* JOB: Write out the listing word for word, from its start through the line containing "project-desc-list: 自动化部署：负责企业级应用的自动化部署和配置管理。 安全加固：实施系统安全策略，…".

* ENTRIES:
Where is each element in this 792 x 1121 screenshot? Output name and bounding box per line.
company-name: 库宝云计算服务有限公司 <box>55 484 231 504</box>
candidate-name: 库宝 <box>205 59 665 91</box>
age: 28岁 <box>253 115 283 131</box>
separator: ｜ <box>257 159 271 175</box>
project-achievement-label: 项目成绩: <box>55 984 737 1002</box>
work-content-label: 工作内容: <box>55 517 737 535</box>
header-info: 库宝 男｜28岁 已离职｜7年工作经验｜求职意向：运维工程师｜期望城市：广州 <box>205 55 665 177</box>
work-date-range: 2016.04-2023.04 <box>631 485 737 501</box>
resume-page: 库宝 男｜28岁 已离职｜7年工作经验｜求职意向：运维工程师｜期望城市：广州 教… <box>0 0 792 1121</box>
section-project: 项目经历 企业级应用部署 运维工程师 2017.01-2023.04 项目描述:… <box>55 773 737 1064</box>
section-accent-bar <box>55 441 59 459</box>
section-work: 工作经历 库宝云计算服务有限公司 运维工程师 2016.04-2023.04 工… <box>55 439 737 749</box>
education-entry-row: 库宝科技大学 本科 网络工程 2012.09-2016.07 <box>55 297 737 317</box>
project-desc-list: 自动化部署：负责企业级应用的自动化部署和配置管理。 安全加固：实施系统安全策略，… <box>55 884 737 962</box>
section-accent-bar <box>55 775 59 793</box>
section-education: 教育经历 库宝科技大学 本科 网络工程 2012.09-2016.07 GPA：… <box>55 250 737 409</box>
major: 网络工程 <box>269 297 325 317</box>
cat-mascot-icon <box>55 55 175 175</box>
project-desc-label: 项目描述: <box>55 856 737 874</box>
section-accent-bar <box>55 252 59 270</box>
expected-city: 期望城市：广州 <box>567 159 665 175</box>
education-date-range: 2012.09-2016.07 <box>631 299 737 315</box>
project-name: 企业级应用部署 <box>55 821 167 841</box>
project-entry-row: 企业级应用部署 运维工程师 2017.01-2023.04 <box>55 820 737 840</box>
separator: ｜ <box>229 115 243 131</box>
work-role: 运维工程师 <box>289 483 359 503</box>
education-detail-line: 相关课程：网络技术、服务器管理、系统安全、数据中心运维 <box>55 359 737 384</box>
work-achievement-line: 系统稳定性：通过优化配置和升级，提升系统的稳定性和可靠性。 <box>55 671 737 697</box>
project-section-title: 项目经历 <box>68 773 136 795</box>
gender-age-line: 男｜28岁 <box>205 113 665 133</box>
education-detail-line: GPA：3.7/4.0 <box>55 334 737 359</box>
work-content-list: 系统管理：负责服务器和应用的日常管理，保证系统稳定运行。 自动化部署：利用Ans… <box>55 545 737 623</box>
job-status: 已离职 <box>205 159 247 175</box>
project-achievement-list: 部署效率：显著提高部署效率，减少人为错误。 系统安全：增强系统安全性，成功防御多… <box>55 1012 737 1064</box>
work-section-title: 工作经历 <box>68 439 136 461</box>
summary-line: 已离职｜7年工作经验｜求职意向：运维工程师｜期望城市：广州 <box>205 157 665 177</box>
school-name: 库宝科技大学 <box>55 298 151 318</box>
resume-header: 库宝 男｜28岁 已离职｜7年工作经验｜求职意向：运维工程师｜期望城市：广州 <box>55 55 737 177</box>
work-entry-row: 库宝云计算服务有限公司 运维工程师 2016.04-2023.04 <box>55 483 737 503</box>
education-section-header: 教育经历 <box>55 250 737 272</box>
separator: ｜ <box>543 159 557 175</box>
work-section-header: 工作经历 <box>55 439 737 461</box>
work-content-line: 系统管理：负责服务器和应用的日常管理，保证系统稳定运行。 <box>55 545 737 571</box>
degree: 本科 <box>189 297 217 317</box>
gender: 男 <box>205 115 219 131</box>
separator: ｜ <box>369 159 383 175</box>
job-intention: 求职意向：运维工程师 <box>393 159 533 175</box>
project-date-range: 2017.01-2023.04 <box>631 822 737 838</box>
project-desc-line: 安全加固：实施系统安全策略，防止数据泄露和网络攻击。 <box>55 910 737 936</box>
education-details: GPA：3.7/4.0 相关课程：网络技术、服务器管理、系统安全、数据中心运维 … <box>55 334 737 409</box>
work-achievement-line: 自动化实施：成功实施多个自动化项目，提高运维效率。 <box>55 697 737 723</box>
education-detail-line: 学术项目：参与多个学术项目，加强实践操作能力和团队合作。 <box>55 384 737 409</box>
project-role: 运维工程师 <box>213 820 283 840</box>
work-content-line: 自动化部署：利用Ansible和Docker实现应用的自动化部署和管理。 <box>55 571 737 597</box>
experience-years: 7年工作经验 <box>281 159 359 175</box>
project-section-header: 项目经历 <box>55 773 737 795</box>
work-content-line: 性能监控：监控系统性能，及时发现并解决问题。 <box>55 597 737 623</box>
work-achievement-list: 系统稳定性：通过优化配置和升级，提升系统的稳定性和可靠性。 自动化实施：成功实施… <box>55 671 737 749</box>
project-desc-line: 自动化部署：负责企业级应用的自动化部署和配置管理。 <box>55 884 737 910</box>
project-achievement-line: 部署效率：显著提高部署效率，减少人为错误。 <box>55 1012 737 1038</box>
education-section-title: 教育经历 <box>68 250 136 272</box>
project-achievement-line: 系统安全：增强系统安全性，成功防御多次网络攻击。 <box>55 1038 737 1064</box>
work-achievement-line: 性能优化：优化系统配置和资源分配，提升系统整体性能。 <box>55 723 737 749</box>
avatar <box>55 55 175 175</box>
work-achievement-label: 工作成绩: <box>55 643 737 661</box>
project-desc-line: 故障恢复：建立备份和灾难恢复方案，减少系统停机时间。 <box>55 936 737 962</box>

* REPLY:
Where is each element in this 792 x 1121 screenshot? Output name and bounding box per line.
company-name: 库宝云计算服务有限公司 <box>55 484 231 504</box>
candidate-name: 库宝 <box>205 59 665 91</box>
age: 28岁 <box>253 115 283 131</box>
separator: ｜ <box>257 159 271 175</box>
project-achievement-label: 项目成绩: <box>55 984 737 1002</box>
work-content-label: 工作内容: <box>55 517 737 535</box>
header-info: 库宝 男｜28岁 已离职｜7年工作经验｜求职意向：运维工程师｜期望城市：广州 <box>205 55 665 177</box>
work-date-range: 2016.04-2023.04 <box>631 485 737 501</box>
resume-page: 库宝 男｜28岁 已离职｜7年工作经验｜求职意向：运维工程师｜期望城市：广州 教… <box>0 0 792 1121</box>
section-project: 项目经历 企业级应用部署 运维工程师 2017.01-2023.04 项目描述:… <box>55 773 737 1064</box>
section-accent-bar <box>55 441 59 459</box>
section-work: 工作经历 库宝云计算服务有限公司 运维工程师 2016.04-2023.04 工… <box>55 439 737 749</box>
education-entry-row: 库宝科技大学 本科 网络工程 2012.09-2016.07 <box>55 297 737 317</box>
project-desc-list: 自动化部署：负责企业级应用的自动化部署和配置管理。 安全加固：实施系统安全策略，… <box>55 884 737 962</box>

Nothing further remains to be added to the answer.